▶ BRIEF: Repeat all entries exactly.

▶ MATERIAL FOR THIS TASK:

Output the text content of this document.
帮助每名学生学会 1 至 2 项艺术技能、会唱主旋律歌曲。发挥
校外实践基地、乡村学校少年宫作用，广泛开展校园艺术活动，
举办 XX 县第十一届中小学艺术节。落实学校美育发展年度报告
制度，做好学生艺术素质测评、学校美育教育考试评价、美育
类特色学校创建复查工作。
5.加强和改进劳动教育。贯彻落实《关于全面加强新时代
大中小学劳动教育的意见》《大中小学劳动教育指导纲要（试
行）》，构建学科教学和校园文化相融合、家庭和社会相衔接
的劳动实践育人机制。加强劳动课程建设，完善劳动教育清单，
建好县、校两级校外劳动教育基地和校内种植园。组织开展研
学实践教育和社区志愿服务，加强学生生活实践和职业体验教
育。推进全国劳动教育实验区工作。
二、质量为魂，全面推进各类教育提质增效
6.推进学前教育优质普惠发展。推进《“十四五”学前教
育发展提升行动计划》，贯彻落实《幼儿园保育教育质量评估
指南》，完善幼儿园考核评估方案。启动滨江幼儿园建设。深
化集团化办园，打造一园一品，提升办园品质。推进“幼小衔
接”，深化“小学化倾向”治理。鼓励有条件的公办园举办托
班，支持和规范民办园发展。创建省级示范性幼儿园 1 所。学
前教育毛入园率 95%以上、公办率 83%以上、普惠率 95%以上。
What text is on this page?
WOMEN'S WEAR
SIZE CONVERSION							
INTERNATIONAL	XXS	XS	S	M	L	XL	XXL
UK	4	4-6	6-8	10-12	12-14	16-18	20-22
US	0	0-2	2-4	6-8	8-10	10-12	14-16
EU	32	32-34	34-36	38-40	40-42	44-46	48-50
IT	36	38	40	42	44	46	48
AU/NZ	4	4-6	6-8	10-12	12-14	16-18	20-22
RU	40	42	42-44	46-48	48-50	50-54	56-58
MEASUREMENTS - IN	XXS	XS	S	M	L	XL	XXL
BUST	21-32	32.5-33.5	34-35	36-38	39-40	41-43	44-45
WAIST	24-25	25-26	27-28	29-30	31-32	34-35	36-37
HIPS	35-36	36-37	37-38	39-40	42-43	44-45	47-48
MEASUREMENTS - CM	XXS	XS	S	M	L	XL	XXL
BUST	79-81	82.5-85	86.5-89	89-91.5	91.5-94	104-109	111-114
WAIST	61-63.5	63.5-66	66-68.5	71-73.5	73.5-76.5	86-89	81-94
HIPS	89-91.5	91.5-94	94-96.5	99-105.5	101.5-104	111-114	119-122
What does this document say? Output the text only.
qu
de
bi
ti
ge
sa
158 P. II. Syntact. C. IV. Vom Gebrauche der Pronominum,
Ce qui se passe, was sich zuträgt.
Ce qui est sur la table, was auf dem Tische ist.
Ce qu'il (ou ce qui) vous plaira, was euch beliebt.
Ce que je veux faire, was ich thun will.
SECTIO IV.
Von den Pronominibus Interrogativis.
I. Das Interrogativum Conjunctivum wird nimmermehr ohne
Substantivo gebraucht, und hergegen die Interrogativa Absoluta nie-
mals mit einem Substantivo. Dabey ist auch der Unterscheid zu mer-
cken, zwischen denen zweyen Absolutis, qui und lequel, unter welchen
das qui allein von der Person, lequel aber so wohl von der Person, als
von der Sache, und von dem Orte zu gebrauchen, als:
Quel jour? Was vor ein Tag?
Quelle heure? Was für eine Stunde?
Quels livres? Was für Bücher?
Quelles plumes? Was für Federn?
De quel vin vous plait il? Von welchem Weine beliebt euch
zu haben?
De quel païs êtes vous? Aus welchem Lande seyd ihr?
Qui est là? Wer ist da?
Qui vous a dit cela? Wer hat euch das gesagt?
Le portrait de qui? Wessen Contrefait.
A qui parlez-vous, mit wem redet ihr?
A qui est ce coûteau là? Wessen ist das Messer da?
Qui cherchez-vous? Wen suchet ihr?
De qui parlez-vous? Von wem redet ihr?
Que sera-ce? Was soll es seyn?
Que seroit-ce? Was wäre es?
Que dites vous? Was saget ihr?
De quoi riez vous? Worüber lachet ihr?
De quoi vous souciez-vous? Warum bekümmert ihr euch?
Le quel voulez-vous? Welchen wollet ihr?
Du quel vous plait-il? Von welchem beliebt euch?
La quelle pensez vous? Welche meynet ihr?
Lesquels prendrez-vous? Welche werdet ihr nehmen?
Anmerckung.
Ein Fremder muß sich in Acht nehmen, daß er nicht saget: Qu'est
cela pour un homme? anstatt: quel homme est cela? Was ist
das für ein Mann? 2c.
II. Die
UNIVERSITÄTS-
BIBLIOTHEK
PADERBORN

▶ REPLY:
Output the text content of this document.
帮助每名学生学会 1 至 2 项艺术技能、会唱主旋律歌曲。发挥
校外实践基地、乡村学校少年宫作用，广泛开展校园艺术活动，
举办 XX 县第十一届中小学艺术节。落实学校美育发展年度报告
制度，做好学生艺术素质测评、学校美育教育考试评价、美育
类特色学校创建复查工作。
5.加强和改进劳动教育。贯彻落实《关于全面加强新时代
大中小学劳动教育的意见》《大中小学劳动教育指导纲要（试
行）》，构建学科教学和校园文化相融合、家庭和社会相衔接
的劳动实践育人机制。加强劳动课程建设，完善劳动教育清单，
建好县、校两级校外劳动教育基地和校内种植园。组织开展研
学实践教育和社区志愿服务，加强学生生活实践和职业体验教
育。推进全国劳动教育实验区工作。
二、质量为魂，全面推进各类教育提质增效
6.推进学前教育优质普惠发展。推进《“十四五”学前教
育发展提升行动计划》，贯彻落实《幼儿园保育教育质量评估
指南》，完善幼儿园考核评估方案。启动滨江幼儿园建设。深
化集团化办园，打造一园一品，提升办园品质。推进“幼小衔
接”，深化“小学化倾向”治理。鼓励有条件的公办园举办托
班，支持和规范民办园发展。创建省级示范性幼儿园 1 所。学
前教育毛入园率 95%以上、公办率 83%以上、普惠率 95%以上。
What text is on this page?
WOMEN'S WEAR
SIZE CONVERSION							
INTERNATIONAL	XXS	XS	S	M	L	XL	XXL
UK	4	4-6	6-8	10-12	12-14	16-18	20-22
US	0	0-2	2-4	6-8	8-10	10-12	14-16
EU	32	32-34	34-36	38-40	40-42	44-46	48-50
IT	36	38	40	42	44	46	48
AU/NZ	4	4-6	6-8	10-12	12-14	16-18	20-22
RU	40	42	42-44	46-48	48-50	50-54	56-58
MEASUREMENTS - IN	XXS	XS	S	M	L	XL	XXL
BUST	21-32	32.5-33.5	34-35	36-38	39-40	41-43	44-45
WAIST	24-25	25-26	27-28	29-30	31-32	34-35	36-37
HIPS	35-36	36-37	37-38	39-40	42-43	44-45	47-48
MEASUREMENTS - CM	XXS	XS	S	M	L	XL	XXL
BUST	79-81	82.5-85	86.5-89	89-91.5	91.5-94	104-109	111-114
WAIST	61-63.5	63.5-66	66-68.5	71-73.5	73.5-76.5	86-89	81-94
HIPS	89-91.5	91.5-94	94-96.5	99-105.5	101.5-104	111-114	119-122
What does this document say? Output the text only.
qu
de
bi
ti
ge
sa
158 P. II. Syntact. C. IV. Vom Gebrauche der Pronominum,
Ce qui se passe, was sich zuträgt.
Ce qui est sur la table, was auf dem Tische ist.
Ce qu'il (ou ce qui) vous plaira, was euch beliebt.
Ce que je veux faire, was ich thun will.
SECTIO IV.
Von den Pronominibus Interrogativis.
I. Das Interrogativum Conjunctivum wird nimmermehr ohne
Substantivo gebraucht, und hergegen die Interrogativa Absoluta nie-
mals mit einem Substantivo. Dabey ist auch der Unterscheid zu mer-
cken, zwischen denen zweyen Absolutis, qui und lequel, unter welchen
das qui allein von der Person, lequel aber so wohl von der Person, als
von der Sache, und von dem Orte zu gebrauchen, als:
Quel jour? Was vor ein Tag?
Quelle heure? Was für eine Stunde?
Quels livres? Was für Bücher?
Quelles plumes? Was für Federn?
De quel vin vous plait il? Von welchem Weine beliebt euch
zu haben?
De quel païs êtes vous? Aus welchem Lande seyd ihr?
Qui est là? Wer ist da?
Qui vous a dit cela? Wer hat euch das gesagt?
Le portrait de qui? Wessen Contrefait.
A qui parlez-vous, mit wem redet ihr?
A qui est ce coûteau là? Wessen ist das Messer da?
Qui cherchez-vous? Wen suchet ihr?
De qui parlez-vous? Von wem redet ihr?
Que sera-ce? Was soll es seyn?
Que seroit-ce? Was wäre es?
Que dites vous? Was saget ihr?
De quoi riez vous? Worüber lachet ihr?
De quoi vous souciez-vous? Warum bekümmert ihr euch?
Le quel voulez-vous? Welchen wollet ihr?
Du quel vous plait-il? Von welchem beliebt euch?
La quelle pensez vous? Welche meynet ihr?
Lesquels prendrez-vous? Welche werdet ihr nehmen?
Anmerckung.
Ein Fremder muß sich in Acht nehmen, daß er nicht saget: Qu'est
cela pour un homme? anstatt: quel homme est cela? Was ist
das für ein Mann? 2c.
II. Die
UNIVERSITÄTS-
BIBLIOTHEK
PADERBORN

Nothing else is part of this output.